═════ Data supplied ═════
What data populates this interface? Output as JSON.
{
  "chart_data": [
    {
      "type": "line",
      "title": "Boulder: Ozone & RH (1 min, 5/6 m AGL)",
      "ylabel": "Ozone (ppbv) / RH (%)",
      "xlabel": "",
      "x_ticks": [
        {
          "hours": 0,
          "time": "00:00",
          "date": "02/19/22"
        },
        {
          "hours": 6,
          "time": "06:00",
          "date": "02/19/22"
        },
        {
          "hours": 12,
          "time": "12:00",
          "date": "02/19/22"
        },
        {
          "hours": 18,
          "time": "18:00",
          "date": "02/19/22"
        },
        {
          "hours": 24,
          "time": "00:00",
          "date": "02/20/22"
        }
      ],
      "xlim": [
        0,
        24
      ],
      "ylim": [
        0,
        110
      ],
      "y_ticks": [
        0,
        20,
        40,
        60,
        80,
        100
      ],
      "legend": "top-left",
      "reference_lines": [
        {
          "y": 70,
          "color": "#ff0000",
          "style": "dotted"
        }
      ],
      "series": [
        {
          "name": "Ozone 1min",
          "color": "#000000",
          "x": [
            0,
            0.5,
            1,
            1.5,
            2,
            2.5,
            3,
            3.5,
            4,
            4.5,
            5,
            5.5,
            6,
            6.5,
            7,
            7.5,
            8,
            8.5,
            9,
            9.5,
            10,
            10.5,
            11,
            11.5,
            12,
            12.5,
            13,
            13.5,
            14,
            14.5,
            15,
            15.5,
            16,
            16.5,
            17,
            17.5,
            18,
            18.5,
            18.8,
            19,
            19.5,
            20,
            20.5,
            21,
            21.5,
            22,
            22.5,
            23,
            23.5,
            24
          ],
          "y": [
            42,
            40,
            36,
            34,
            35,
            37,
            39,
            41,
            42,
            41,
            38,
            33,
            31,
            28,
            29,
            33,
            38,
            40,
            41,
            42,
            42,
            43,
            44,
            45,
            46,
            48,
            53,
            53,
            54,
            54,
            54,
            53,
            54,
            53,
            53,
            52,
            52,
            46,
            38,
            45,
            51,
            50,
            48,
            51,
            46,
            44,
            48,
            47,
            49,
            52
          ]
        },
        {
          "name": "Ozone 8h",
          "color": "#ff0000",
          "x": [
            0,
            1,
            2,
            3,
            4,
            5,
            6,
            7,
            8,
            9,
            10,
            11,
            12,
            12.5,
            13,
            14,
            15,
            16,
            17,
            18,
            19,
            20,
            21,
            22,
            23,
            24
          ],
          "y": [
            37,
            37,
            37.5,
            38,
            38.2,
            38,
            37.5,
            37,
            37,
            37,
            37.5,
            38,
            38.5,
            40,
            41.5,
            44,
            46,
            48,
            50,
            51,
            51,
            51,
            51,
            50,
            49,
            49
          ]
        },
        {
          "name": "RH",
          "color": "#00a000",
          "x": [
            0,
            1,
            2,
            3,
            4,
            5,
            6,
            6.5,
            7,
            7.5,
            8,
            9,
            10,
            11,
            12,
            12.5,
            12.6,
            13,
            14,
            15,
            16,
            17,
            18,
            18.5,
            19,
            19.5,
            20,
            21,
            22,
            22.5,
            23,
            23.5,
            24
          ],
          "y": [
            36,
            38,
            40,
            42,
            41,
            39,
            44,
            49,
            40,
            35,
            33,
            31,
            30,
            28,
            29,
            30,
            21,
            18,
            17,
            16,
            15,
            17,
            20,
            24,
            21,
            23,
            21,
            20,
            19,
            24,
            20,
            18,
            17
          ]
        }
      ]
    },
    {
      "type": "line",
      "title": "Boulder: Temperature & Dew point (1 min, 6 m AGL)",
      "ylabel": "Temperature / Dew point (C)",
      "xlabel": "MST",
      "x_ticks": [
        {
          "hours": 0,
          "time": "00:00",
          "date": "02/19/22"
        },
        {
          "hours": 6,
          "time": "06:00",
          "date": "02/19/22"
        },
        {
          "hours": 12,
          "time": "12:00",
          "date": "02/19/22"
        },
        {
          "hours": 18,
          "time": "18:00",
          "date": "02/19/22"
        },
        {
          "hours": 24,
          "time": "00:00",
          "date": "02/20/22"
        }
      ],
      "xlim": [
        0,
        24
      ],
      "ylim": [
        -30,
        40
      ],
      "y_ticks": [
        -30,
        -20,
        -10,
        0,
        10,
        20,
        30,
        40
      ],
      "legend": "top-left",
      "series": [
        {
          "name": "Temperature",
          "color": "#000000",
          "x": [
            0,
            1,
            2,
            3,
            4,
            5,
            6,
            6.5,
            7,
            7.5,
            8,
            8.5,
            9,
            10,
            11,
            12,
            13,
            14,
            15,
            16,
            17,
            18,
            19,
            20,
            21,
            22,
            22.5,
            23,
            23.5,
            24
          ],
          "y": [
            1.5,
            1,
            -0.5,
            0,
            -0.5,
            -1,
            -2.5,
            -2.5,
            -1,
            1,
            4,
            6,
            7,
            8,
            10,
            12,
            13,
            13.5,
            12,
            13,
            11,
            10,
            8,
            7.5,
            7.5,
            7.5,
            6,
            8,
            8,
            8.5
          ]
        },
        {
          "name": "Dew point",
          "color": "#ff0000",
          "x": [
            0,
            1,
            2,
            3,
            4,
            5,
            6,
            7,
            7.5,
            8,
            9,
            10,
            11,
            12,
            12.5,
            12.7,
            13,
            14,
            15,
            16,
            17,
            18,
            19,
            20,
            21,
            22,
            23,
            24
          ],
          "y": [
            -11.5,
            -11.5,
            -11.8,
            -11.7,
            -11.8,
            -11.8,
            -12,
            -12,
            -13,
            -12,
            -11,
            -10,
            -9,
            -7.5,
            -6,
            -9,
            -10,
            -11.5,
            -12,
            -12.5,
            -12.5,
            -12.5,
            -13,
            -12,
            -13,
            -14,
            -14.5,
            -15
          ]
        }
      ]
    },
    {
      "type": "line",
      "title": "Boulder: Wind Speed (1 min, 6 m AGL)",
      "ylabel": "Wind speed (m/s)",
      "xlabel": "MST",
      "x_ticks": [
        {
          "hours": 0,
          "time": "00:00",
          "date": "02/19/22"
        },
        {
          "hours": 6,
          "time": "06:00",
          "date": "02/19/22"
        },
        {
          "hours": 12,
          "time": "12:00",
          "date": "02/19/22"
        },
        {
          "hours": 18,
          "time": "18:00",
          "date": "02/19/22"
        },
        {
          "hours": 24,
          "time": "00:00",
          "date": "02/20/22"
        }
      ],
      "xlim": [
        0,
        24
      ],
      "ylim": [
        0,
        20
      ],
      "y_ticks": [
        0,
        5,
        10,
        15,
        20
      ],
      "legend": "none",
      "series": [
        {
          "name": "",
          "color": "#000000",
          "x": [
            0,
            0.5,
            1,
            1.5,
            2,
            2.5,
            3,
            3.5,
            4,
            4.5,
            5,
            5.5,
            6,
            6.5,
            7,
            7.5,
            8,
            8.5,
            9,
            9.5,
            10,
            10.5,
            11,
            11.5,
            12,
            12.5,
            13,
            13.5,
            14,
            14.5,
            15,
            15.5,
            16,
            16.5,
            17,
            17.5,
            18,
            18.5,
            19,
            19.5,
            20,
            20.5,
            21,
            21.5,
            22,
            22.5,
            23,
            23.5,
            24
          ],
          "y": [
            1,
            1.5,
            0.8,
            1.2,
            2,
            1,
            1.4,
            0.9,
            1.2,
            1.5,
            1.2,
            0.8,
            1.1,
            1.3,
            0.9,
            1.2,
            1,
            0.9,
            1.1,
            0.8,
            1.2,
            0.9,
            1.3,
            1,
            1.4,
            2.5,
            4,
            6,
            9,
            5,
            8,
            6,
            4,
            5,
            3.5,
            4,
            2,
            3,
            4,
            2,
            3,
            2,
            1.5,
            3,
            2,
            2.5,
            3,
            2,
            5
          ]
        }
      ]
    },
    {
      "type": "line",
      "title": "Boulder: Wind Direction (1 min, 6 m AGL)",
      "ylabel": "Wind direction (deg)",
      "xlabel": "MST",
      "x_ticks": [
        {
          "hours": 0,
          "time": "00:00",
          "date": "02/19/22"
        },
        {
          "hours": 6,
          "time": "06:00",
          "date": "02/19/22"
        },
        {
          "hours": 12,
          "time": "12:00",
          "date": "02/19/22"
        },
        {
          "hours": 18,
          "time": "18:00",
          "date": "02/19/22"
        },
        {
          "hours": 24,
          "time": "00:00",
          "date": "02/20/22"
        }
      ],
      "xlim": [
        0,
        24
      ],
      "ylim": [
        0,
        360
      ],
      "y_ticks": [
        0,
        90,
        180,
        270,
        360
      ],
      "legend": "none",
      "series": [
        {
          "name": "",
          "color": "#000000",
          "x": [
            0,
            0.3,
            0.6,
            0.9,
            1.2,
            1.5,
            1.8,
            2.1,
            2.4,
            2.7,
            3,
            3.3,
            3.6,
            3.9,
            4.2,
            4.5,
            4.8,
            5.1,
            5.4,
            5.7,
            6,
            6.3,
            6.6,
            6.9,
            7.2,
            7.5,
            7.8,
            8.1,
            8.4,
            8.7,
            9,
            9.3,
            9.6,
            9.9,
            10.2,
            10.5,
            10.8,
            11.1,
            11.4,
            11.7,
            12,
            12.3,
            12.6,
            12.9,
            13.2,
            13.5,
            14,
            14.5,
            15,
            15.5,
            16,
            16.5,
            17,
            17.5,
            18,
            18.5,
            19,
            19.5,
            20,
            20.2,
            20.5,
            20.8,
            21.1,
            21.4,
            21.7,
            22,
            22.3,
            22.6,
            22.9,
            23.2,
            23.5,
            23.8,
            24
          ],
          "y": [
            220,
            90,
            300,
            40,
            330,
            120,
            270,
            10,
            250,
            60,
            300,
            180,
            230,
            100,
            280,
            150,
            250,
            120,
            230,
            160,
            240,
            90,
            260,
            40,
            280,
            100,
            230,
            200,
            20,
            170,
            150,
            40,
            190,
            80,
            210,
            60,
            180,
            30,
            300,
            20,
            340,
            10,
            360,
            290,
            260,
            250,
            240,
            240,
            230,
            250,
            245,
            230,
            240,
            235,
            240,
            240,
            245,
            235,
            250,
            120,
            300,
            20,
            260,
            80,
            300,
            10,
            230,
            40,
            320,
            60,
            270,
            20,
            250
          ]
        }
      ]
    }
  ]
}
═════
— Exercise requirements —
Which lines of the material contain the string "title"? List each of them.

— Result —
      "title": "Boulder: Ozone & RH (1 min, 5/6 m AGL)",
      "title": "Boulder: Temperature & Dew point (1 min, 6 m AGL)",
      "title": "Boulder: Wind Speed (1 min, 6 m AGL)",
      "title": "Boulder: Wind Direction (1 min, 6 m AGL)",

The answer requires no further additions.